- **What this task involves**:
Every line containing the word "segmented" needs to be found and copied.

+-------+

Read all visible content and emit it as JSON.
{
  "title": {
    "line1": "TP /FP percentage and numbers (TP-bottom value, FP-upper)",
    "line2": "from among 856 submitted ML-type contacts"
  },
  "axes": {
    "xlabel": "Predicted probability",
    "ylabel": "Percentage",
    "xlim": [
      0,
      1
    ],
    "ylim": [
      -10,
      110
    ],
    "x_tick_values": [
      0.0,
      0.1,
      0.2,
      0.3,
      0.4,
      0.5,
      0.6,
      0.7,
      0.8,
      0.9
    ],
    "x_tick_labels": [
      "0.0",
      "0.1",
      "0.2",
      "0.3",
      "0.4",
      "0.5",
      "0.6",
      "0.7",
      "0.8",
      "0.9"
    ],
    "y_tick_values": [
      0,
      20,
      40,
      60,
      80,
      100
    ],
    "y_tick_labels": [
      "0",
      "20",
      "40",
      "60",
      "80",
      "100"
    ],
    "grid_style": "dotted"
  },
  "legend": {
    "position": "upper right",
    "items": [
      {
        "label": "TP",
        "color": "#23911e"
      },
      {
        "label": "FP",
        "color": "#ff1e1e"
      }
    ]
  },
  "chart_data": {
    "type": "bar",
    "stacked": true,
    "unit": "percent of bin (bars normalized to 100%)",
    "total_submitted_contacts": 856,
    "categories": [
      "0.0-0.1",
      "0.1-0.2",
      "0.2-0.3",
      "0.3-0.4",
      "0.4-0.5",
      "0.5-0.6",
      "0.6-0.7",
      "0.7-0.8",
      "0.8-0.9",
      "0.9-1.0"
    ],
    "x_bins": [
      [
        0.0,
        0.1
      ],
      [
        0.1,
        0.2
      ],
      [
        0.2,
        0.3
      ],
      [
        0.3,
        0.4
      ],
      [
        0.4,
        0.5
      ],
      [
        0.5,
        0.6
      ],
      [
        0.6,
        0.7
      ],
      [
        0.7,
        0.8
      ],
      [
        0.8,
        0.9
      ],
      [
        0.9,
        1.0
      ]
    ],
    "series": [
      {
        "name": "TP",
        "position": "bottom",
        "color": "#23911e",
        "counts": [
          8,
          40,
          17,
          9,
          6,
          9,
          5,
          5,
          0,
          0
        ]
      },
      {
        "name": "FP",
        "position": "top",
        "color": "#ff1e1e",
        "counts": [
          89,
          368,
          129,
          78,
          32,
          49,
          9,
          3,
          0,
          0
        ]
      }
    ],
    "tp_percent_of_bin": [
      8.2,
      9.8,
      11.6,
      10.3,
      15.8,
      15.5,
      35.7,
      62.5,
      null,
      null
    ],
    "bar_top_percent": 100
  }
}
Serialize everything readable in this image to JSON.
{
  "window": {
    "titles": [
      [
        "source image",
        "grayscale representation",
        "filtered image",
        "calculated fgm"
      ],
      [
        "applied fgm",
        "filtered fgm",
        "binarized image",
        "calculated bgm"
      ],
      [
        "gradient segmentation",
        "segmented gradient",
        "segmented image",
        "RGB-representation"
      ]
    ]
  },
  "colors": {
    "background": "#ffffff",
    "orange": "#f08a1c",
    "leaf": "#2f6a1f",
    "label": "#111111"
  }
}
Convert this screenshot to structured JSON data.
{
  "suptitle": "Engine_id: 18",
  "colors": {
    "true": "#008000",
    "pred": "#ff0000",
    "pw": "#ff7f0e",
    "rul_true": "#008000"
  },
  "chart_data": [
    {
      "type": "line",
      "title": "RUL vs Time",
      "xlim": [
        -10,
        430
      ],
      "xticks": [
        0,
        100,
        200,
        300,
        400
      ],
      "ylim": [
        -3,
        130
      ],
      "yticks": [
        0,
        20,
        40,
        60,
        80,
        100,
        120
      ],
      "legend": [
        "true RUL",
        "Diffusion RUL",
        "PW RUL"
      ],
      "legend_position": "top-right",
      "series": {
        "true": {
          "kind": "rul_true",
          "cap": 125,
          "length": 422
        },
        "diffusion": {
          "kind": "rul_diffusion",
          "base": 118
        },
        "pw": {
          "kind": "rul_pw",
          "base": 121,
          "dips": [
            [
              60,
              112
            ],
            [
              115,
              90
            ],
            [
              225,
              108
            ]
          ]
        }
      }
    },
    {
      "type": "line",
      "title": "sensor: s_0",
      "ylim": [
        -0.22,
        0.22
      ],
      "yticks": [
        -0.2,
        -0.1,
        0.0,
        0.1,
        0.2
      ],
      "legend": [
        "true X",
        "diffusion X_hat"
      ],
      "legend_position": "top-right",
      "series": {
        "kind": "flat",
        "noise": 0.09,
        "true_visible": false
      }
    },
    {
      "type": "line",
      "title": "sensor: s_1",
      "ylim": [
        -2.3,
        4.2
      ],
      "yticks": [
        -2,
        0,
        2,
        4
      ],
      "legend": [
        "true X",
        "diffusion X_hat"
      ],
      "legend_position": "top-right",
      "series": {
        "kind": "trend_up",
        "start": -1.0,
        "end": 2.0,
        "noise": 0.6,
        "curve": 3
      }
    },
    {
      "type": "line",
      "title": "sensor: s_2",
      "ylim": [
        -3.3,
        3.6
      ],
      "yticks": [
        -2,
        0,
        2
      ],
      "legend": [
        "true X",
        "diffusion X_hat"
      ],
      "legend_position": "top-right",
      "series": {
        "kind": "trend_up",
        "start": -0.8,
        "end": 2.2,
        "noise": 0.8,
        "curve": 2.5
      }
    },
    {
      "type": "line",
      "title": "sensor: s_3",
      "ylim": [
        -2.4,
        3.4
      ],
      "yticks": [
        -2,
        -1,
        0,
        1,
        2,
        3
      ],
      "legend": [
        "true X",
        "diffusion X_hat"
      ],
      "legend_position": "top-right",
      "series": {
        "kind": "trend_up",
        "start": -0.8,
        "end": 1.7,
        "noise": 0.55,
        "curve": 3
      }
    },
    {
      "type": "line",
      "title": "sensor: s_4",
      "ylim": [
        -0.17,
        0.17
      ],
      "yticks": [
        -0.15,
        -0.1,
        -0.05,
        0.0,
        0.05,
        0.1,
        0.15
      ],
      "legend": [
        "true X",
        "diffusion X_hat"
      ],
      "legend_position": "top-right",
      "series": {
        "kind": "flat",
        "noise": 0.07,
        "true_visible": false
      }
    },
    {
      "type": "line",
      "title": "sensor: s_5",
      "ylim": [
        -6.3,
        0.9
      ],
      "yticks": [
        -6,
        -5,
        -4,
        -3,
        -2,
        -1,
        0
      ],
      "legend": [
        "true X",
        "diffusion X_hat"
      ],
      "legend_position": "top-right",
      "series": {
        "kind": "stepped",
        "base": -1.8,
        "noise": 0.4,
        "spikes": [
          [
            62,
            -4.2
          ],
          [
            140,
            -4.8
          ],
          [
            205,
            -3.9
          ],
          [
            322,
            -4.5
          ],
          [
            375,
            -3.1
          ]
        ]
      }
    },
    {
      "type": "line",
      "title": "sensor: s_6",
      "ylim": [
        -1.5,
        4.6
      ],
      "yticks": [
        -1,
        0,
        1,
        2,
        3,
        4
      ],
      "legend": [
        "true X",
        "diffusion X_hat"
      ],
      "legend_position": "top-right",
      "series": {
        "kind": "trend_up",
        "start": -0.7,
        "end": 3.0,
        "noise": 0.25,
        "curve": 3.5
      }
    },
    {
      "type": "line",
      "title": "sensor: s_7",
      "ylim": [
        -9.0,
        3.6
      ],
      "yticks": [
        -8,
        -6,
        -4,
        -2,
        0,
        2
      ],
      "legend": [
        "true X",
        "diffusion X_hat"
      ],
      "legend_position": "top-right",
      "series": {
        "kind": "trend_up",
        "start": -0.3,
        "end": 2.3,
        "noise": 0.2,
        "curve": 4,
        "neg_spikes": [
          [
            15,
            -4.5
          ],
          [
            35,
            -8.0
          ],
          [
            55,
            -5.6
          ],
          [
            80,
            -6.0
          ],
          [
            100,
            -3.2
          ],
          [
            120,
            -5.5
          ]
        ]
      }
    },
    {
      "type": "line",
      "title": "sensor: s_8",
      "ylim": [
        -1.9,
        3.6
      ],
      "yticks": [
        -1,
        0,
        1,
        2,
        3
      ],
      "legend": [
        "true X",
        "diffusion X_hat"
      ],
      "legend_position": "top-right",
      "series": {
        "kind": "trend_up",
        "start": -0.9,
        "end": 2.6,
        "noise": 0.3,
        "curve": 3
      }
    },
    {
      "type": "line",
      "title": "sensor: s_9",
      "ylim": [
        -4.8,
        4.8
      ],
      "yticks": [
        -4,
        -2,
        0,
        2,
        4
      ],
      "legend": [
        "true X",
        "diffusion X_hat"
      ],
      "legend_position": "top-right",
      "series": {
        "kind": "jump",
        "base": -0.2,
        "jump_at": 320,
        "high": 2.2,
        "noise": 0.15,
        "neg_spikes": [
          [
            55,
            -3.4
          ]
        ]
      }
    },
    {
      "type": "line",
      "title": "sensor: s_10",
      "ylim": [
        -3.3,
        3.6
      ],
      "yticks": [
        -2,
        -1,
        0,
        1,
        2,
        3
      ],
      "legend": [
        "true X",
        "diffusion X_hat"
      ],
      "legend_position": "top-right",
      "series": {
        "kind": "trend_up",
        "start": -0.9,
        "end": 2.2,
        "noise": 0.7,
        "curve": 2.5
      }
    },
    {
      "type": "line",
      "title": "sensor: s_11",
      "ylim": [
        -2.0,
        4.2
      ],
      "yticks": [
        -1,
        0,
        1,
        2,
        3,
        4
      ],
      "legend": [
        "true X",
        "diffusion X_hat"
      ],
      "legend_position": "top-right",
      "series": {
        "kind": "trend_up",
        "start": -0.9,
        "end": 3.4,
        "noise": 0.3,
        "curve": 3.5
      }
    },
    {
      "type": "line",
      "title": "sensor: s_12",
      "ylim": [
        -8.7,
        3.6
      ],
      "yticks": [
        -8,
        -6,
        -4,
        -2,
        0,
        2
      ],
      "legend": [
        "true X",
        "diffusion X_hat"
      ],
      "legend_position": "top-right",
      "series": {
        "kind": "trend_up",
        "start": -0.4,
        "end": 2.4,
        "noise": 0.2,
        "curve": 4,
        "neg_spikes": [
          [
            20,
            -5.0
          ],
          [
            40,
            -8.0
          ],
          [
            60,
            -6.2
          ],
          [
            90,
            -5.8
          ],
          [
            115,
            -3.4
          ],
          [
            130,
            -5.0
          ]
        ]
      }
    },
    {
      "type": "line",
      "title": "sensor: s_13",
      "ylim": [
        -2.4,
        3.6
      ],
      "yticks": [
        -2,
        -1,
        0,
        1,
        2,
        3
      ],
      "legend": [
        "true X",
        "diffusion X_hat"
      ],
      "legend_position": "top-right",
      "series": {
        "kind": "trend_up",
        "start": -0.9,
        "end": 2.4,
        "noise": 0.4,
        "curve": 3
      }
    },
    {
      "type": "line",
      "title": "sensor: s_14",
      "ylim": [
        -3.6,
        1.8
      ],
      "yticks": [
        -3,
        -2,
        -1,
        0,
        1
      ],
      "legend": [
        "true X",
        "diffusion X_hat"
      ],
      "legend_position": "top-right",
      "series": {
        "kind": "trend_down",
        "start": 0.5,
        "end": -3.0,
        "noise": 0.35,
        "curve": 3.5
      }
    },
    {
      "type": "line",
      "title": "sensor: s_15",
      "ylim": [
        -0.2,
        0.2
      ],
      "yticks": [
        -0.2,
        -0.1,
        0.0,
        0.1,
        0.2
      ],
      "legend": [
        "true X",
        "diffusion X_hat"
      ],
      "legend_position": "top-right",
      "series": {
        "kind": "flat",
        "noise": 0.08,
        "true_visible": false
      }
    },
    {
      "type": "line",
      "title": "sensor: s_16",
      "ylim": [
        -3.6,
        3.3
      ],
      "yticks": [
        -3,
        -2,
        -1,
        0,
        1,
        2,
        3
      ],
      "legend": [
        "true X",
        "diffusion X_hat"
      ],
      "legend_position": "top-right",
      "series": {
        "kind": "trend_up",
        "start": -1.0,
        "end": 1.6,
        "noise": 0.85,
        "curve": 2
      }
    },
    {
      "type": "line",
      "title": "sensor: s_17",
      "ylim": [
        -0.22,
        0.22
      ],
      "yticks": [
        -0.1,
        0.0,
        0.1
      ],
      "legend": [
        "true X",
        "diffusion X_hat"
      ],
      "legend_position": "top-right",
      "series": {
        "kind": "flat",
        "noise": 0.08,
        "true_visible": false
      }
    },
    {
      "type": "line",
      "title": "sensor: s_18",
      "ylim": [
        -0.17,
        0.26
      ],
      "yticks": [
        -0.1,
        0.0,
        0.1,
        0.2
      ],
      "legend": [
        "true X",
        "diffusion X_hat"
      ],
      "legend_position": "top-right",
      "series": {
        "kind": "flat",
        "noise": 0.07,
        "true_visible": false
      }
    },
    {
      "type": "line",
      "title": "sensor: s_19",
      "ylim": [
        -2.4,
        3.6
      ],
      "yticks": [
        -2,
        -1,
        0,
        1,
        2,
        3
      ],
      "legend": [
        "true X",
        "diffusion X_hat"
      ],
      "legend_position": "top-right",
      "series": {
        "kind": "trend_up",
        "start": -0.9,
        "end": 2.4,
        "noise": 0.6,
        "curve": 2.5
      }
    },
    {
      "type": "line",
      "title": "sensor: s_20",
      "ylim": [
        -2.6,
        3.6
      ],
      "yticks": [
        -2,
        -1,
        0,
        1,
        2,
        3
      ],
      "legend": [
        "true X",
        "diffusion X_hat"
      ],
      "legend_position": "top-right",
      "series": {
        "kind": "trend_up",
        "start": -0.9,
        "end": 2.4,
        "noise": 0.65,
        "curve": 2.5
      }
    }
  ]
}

+-------+

- **Answer to this exercise**:
        "segmented gradient",
        "segmented image",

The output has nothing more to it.